§ **JOB**: Which lines run from the line with "Transcribe the text in this document." to the end of the entries? Write out exactly those, leaving out the pictures.

§ **Dataset items**:
================================
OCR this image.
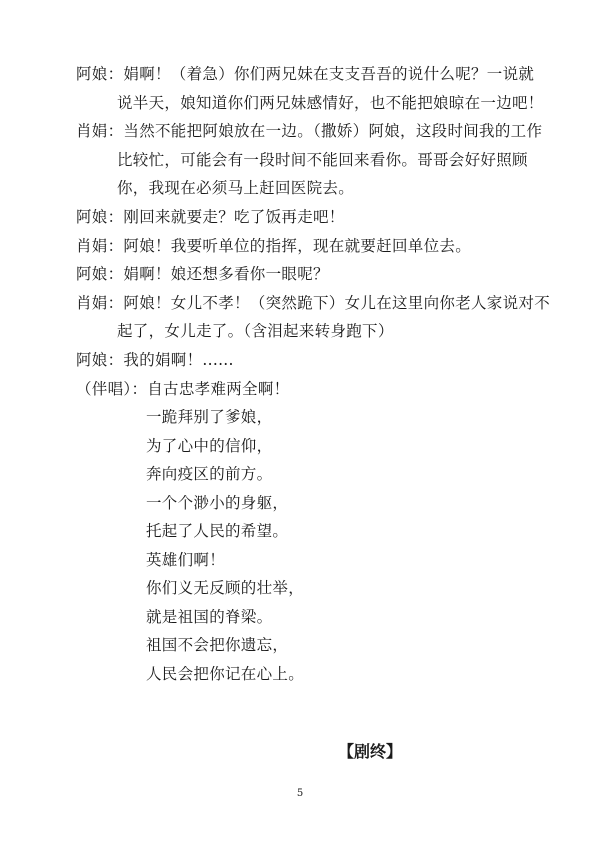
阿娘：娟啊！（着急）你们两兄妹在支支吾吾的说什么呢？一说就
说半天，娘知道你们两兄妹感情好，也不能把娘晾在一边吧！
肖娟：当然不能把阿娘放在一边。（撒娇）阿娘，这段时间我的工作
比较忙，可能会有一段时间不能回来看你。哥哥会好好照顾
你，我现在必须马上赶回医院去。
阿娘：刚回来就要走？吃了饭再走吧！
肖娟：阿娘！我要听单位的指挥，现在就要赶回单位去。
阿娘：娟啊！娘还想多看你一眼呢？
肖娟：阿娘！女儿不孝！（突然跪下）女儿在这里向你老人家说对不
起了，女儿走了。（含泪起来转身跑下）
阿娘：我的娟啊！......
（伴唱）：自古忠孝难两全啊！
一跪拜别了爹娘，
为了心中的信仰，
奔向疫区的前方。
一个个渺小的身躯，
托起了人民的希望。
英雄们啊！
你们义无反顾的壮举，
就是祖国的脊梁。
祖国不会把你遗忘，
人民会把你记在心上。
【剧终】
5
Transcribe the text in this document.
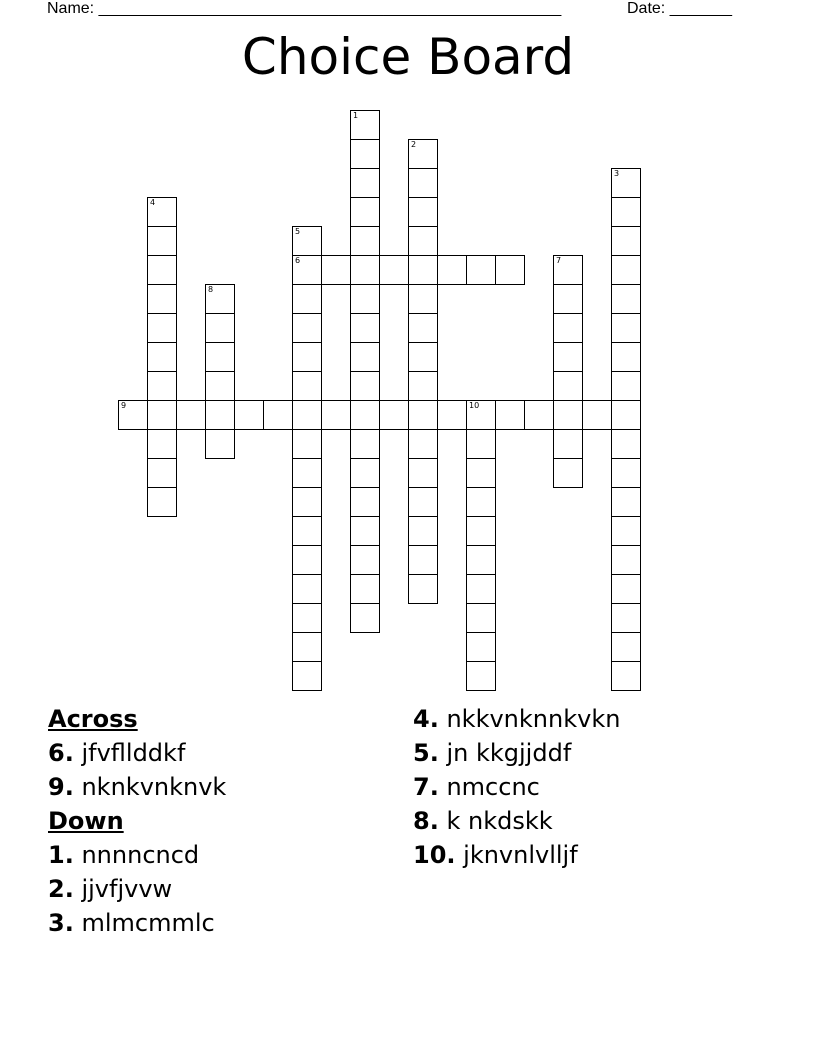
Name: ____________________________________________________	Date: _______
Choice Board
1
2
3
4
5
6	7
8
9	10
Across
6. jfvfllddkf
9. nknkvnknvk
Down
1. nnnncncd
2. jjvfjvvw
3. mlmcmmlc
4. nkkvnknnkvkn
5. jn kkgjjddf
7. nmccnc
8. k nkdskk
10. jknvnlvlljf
================================
§ **SOLUTION TO THE EXERCISE**:
Transcribe the text in this document.
Name: ____________________________________________________	Date: _______
Choice Board
1
2
3
4
5
6	7
8
9	10
Across
6. jfvfllddkf
9. nknkvnknvk
Down
1. nnnncncd
2. jjvfjvvw
3. mlmcmmlc
4. nkkvnknnkvkn
5. jn kkgjjddf
7. nmccnc
8. k nkdskk
10. jknvnlvlljf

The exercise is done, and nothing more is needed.